_DIRECTIONS FOR THIS TASK_
How many lines hold the string "JSON"? Reply with the number alone.
■ ■ ■
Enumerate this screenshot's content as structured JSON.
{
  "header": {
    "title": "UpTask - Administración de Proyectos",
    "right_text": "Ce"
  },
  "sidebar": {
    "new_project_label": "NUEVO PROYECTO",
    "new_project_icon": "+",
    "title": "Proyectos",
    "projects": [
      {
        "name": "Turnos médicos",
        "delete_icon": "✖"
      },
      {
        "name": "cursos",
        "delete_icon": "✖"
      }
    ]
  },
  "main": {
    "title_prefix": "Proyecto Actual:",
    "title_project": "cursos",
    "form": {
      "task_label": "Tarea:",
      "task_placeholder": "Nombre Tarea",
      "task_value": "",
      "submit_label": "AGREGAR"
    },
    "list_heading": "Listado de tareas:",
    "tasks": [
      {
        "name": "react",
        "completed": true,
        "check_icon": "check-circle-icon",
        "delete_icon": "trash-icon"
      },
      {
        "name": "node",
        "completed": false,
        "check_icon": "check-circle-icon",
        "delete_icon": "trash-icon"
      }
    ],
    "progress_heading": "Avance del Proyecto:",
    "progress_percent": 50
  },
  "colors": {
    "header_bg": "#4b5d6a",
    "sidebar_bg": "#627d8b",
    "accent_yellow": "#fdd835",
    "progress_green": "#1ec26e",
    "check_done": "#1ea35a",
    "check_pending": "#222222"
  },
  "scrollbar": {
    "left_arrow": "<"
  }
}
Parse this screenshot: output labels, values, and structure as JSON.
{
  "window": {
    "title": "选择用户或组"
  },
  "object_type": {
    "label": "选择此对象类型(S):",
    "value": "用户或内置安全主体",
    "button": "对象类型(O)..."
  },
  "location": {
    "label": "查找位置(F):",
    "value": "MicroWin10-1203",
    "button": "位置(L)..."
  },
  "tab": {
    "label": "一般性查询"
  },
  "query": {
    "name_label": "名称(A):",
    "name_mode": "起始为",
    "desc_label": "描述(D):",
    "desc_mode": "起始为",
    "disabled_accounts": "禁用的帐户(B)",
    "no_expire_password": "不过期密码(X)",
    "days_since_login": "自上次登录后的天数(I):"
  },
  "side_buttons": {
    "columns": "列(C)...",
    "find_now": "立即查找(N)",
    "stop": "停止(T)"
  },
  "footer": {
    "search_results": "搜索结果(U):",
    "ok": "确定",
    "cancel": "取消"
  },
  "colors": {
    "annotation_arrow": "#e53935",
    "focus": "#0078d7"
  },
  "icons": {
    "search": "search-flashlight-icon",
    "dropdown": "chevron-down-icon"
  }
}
■ ■ ■
_RESPONSE BELOW_
2